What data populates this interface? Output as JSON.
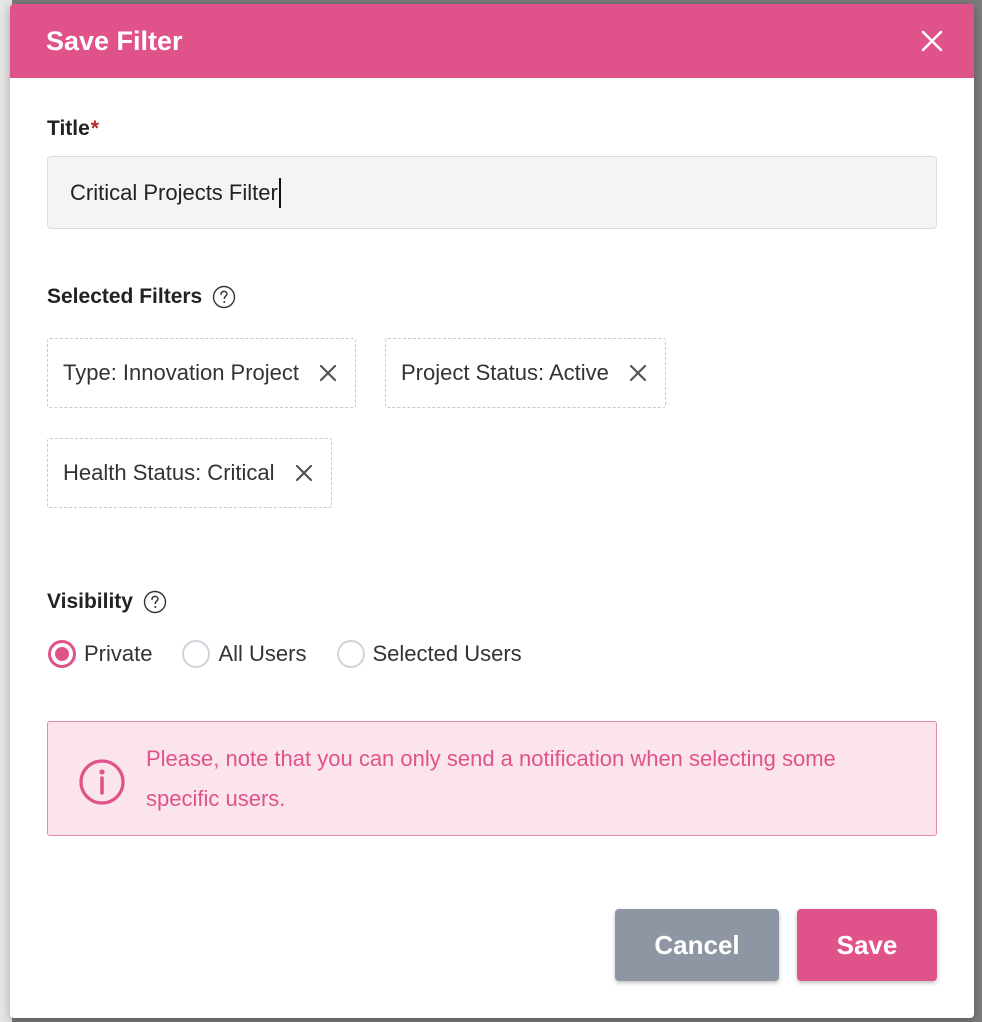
{
  "dialog": {
    "title": "Save Filter",
    "close_icon": "close-icon"
  },
  "title_field": {
    "label": "Title",
    "required_mark": "*",
    "value": "Critical Projects Filter"
  },
  "selected_filters": {
    "label": "Selected Filters",
    "help_icon": "question-circle-icon",
    "chips": [
      {
        "label": "Type: Innovation Project"
      },
      {
        "label": "Project Status: Active"
      },
      {
        "label": "Health Status: Critical"
      }
    ]
  },
  "visibility": {
    "label": "Visibility",
    "help_icon": "question-circle-icon",
    "options": [
      {
        "label": "Private",
        "selected": true
      },
      {
        "label": "All Users",
        "selected": false
      },
      {
        "label": "Selected Users",
        "selected": false
      }
    ]
  },
  "notice": {
    "icon": "info-circle-icon",
    "text_line1": "Please, note that you can only send a notification when selecting some",
    "text_line2": "specific users."
  },
  "buttons": {
    "cancel": "Cancel",
    "save": "Save"
  },
  "colors": {
    "accent": "#e0538a",
    "cancel_bg": "#8e95a3",
    "notice_bg": "#fce4ec"
  }
}
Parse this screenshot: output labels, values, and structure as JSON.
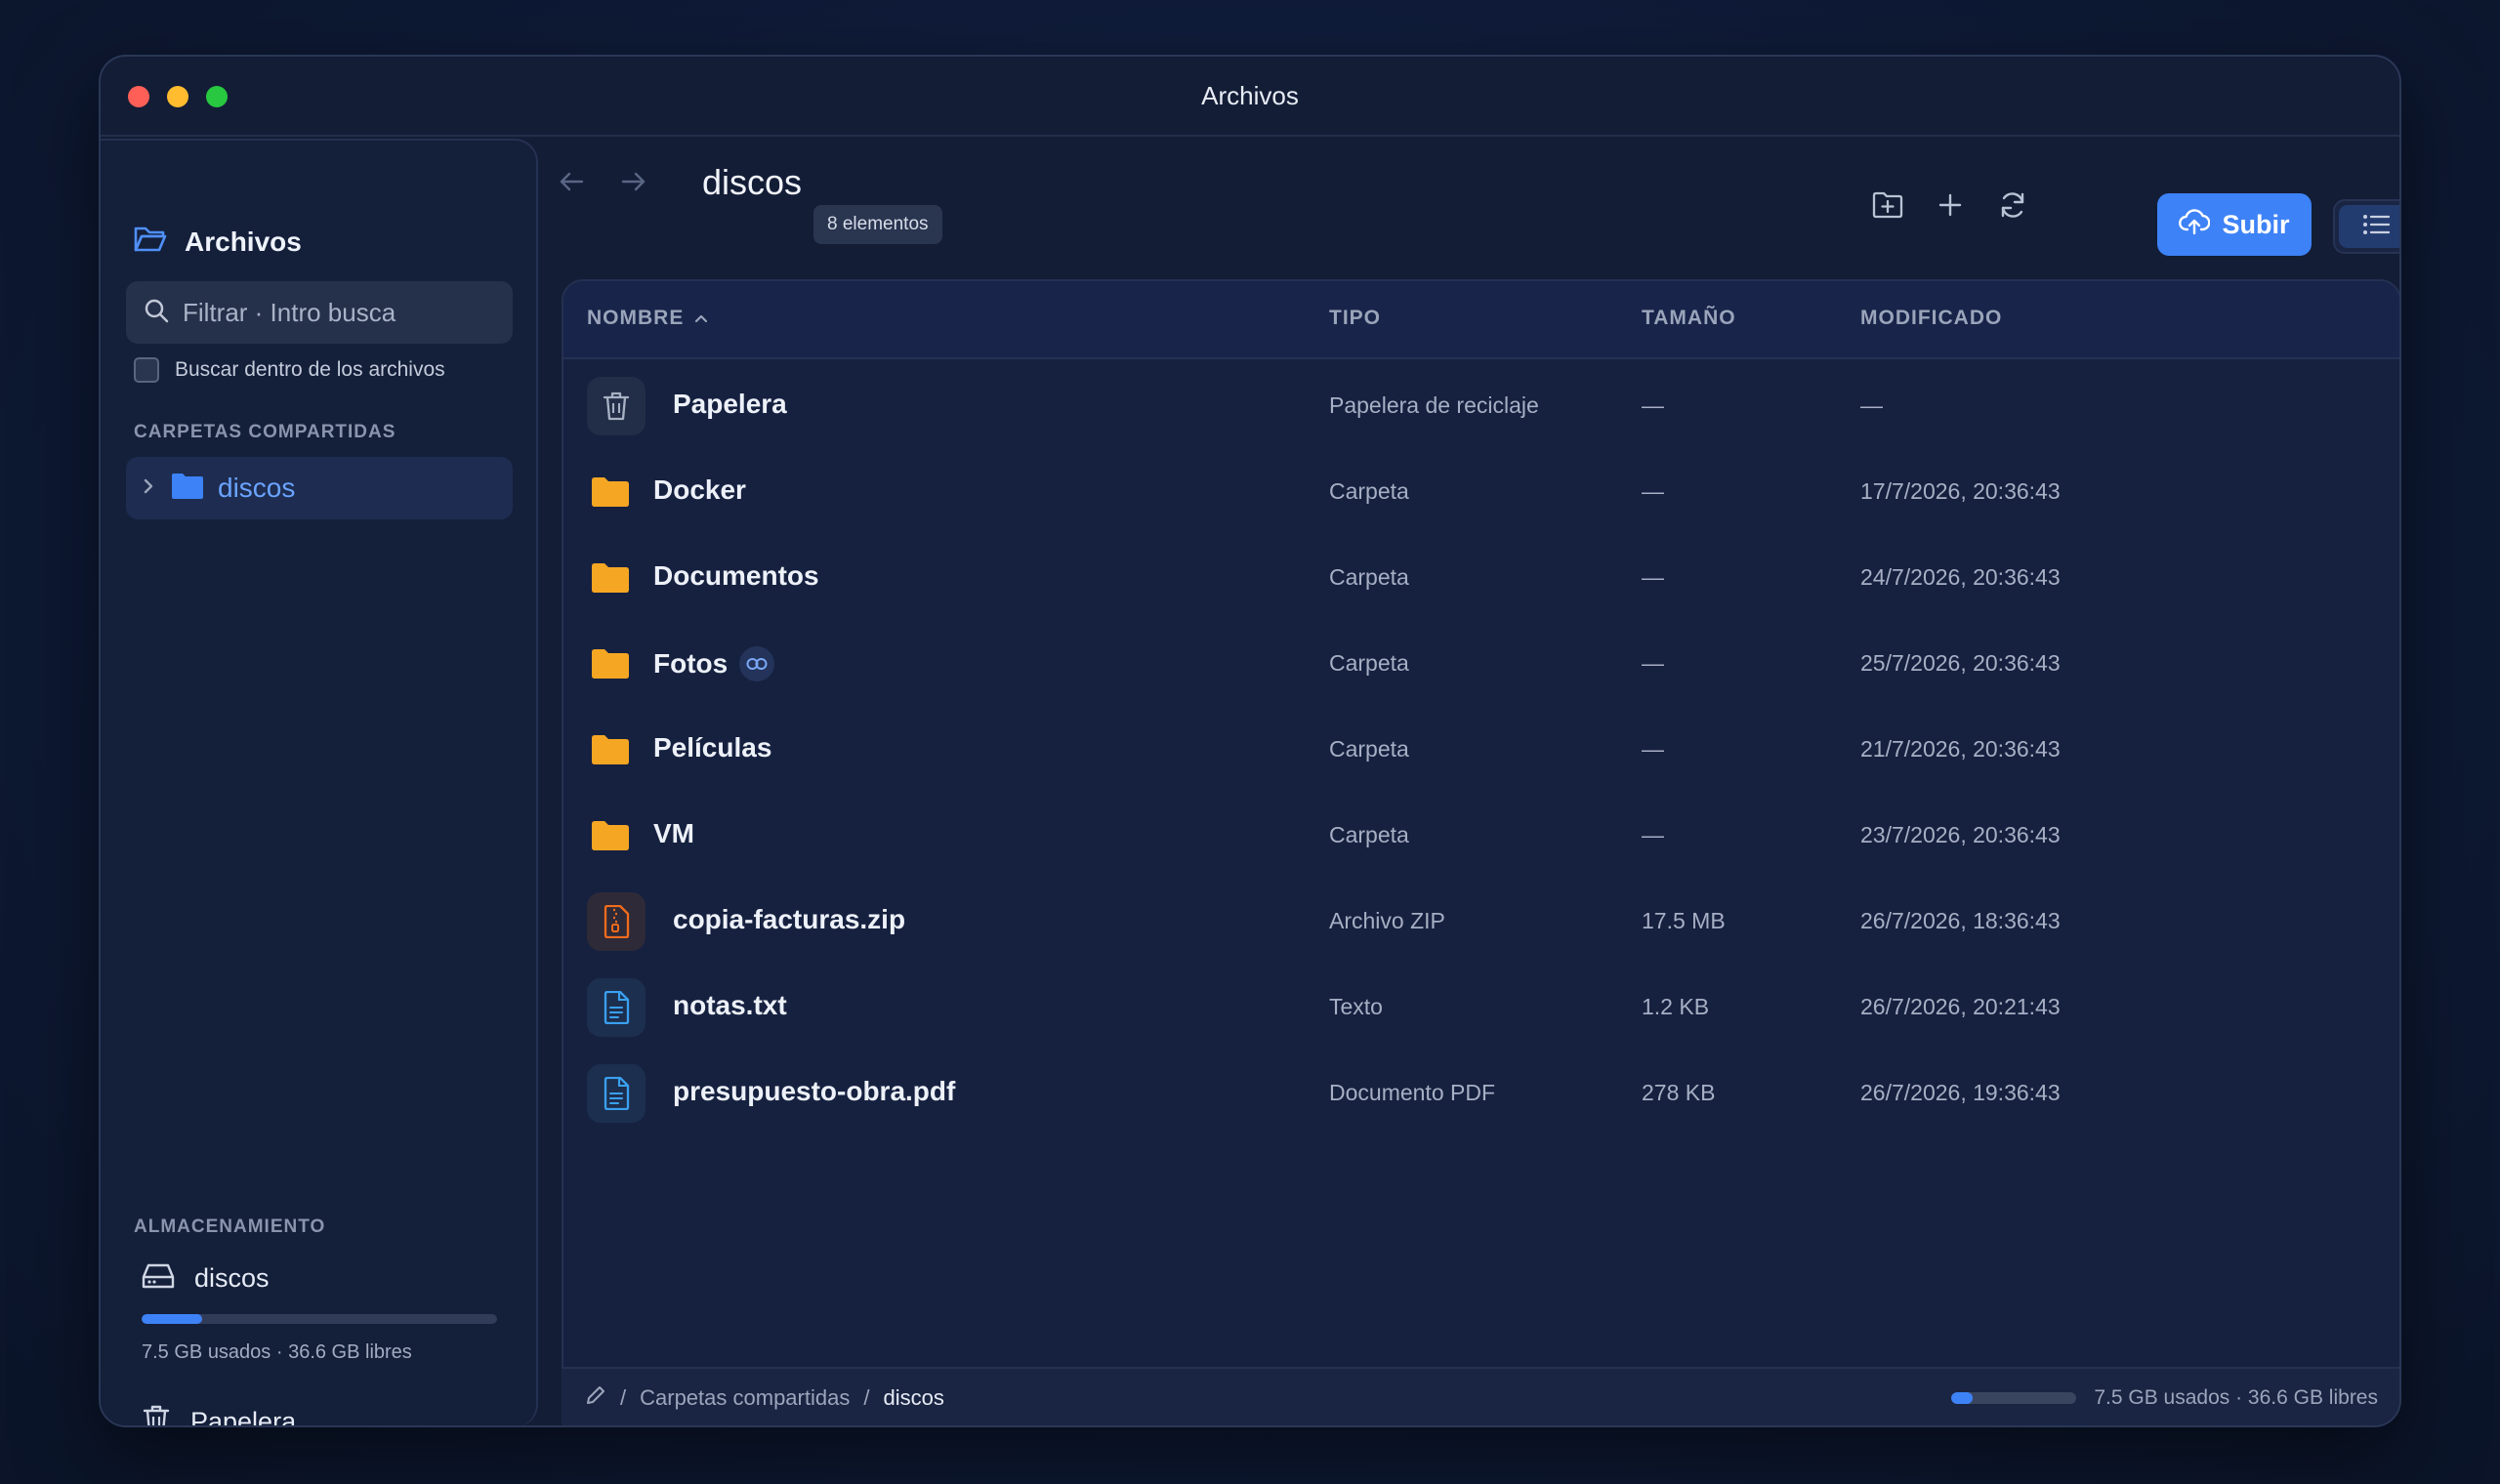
{
  "window": {
    "title": "Archivos"
  },
  "sidebar": {
    "app_label": "Archivos",
    "search": {
      "placeholder": "Filtrar · Intro busca",
      "value": ""
    },
    "search_contents_label": "Buscar dentro de los archivos",
    "shared_section_label": "CARPETAS COMPARTIDAS",
    "shared_items": [
      {
        "label": "discos",
        "icon": "folder-icon",
        "color": "#3d82f6"
      }
    ],
    "storage_section_label": "ALMACENAMIENTO",
    "storage": {
      "label": "discos",
      "used_fraction": 0.17,
      "summary": "7.5 GB usados · 36.6 GB libres"
    },
    "trash_label": "Papelera"
  },
  "toolbar": {
    "folder_title": "discos",
    "count_badge": "8 elementos",
    "upload_label": "Subir",
    "accent": "#3d82f6"
  },
  "table": {
    "columns": {
      "name": "NOMBRE",
      "type": "TIPO",
      "size": "TAMAÑO",
      "modified": "MODIFICADO"
    },
    "rows": [
      {
        "name": "Papelera",
        "type": "Papelera de reciclaje",
        "size": "—",
        "modified": "—",
        "icon": "trash-icon"
      },
      {
        "name": "Docker",
        "type": "Carpeta",
        "size": "—",
        "modified": "17/7/2026, 20:36:43",
        "icon": "folder-icon"
      },
      {
        "name": "Documentos",
        "type": "Carpeta",
        "size": "—",
        "modified": "24/7/2026, 20:36:43",
        "icon": "folder-icon"
      },
      {
        "name": "Fotos",
        "type": "Carpeta",
        "size": "—",
        "modified": "25/7/2026, 20:36:43",
        "icon": "folder-icon",
        "shared_link": true
      },
      {
        "name": "Películas",
        "type": "Carpeta",
        "size": "—",
        "modified": "21/7/2026, 20:36:43",
        "icon": "folder-icon"
      },
      {
        "name": "VM",
        "type": "Carpeta",
        "size": "—",
        "modified": "23/7/2026, 20:36:43",
        "icon": "folder-icon"
      },
      {
        "name": "copia-facturas.zip",
        "type": "Archivo ZIP",
        "size": "17.5 MB",
        "modified": "26/7/2026, 18:36:43",
        "icon": "zip-file-icon"
      },
      {
        "name": "notas.txt",
        "type": "Texto",
        "size": "1.2 KB",
        "modified": "26/7/2026, 20:21:43",
        "icon": "text-file-icon"
      },
      {
        "name": "presupuesto-obra.pdf",
        "type": "Documento PDF",
        "size": "278 KB",
        "modified": "26/7/2026, 19:36:43",
        "icon": "pdf-file-icon"
      }
    ]
  },
  "statusbar": {
    "crumb_root": "Carpetas compartidas",
    "crumb_current": "discos",
    "separator": "/",
    "used_fraction": 0.17,
    "summary": "7.5 GB usados · 36.6 GB libres"
  }
}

* * * *

Pick out the lines containing the string "this".

§ Exercise output
What data populates this interface? Output as JSON.
Parse this screenshot: output labels, values, and structure as JSON.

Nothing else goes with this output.